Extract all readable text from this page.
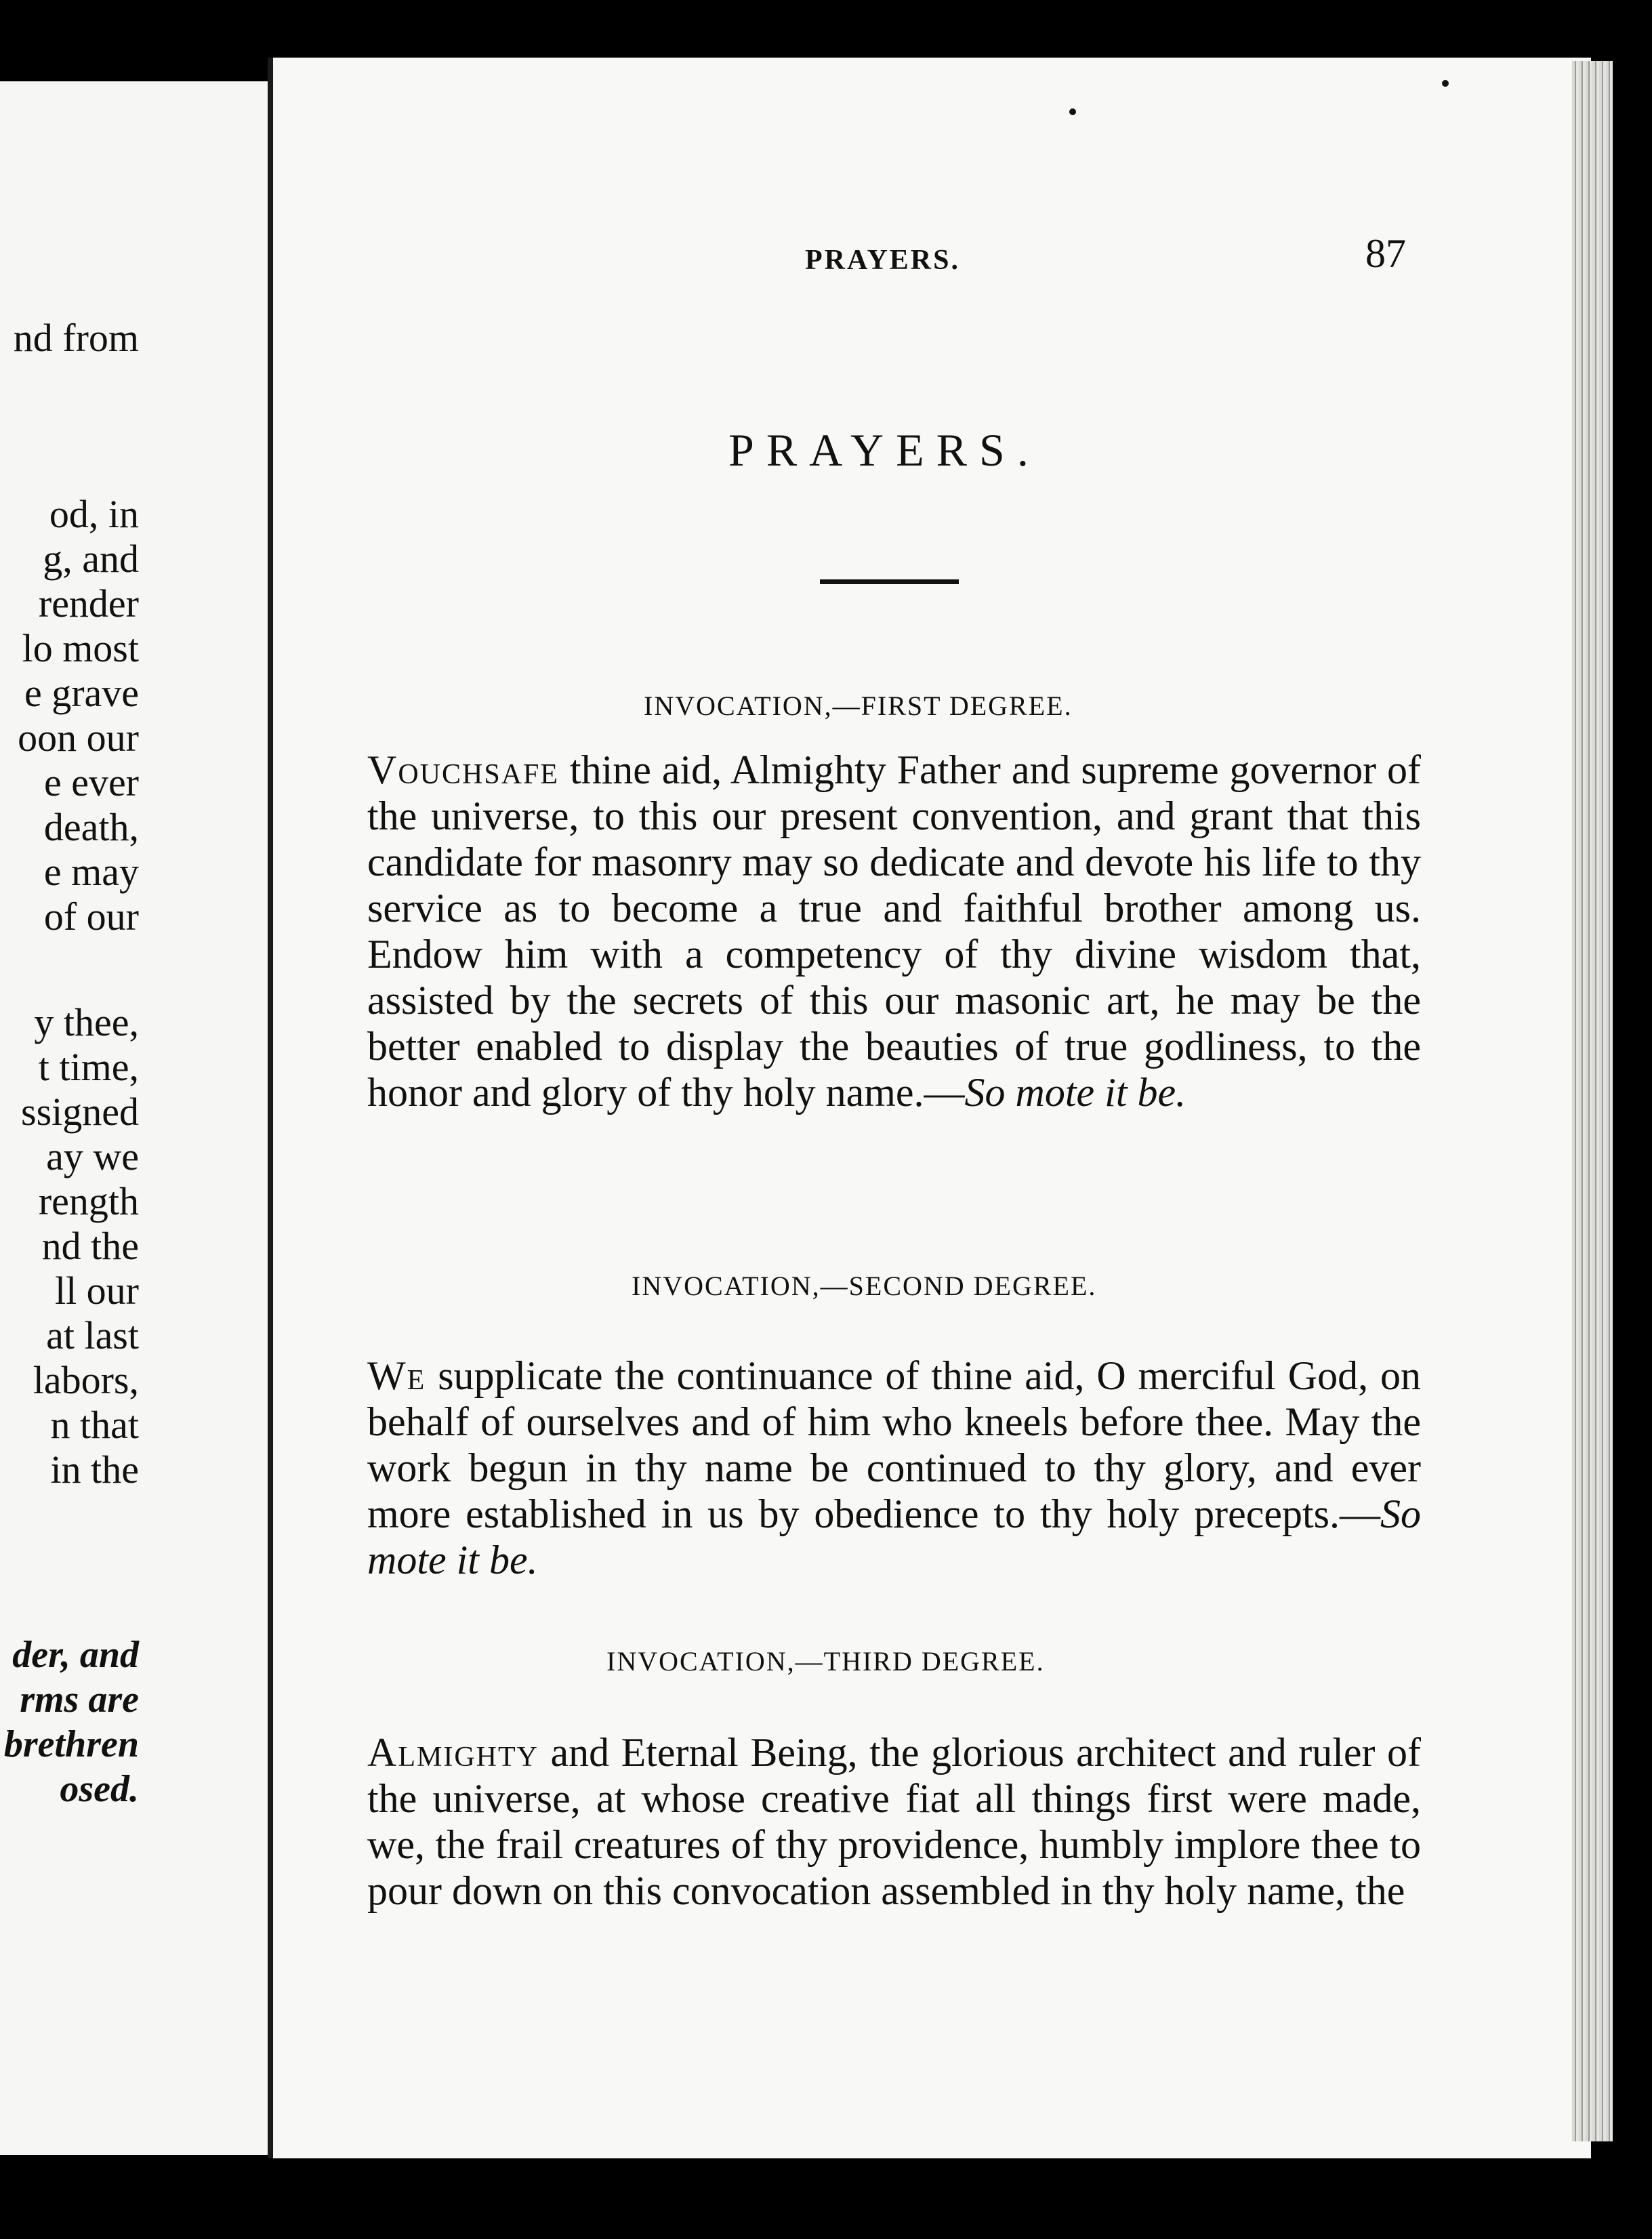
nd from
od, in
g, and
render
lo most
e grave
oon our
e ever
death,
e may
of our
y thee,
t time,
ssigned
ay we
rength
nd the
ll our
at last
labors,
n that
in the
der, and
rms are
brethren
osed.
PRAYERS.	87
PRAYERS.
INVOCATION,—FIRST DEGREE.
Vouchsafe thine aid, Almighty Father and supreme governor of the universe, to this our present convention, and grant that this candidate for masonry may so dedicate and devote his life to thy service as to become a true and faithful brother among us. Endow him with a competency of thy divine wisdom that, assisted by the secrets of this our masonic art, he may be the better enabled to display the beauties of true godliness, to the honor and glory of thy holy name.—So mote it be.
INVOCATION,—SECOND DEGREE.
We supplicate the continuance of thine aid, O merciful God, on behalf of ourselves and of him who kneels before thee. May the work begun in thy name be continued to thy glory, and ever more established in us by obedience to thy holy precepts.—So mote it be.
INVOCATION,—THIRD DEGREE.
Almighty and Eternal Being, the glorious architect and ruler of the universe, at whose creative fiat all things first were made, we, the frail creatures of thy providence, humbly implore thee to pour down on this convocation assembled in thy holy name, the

==============================

→ **What to produce**: Repeat the records above exactly, leaving out any pictures they contain.

→ **Response**:
Extract all readable text from this page.
nd from
od, in
g, and
render
lo most
e grave
oon our
e ever
death,
e may
of our
y thee,
t time,
ssigned
ay we
rength
nd the
ll our
at last
labors,
n that
in the
der, and
rms are
brethren
osed.
PRAYERS.	87
PRAYERS.
INVOCATION,—FIRST DEGREE.
Vouchsafe thine aid, Almighty Father and supreme governor of the universe, to this our present convention, and grant that this candidate for masonry may so dedicate and devote his life to thy service as to become a true and faithful brother among us. Endow him with a competency of thy divine wisdom that, assisted by the secrets of this our masonic art, he may be the better enabled to display the beauties of true godliness, to the honor and glory of thy holy name.—So mote it be.
INVOCATION,—SECOND DEGREE.
We supplicate the continuance of thine aid, O merciful God, on behalf of ourselves and of him who kneels before thee. May the work begun in thy name be continued to thy glory, and ever more established in us by obedience to thy holy precepts.—So mote it be.
INVOCATION,—THIRD DEGREE.
Almighty and Eternal Being, the glorious architect and ruler of the universe, at whose creative fiat all things first were made, we, the frail creatures of thy providence, humbly implore thee to pour down on this convocation assembled in thy holy name, the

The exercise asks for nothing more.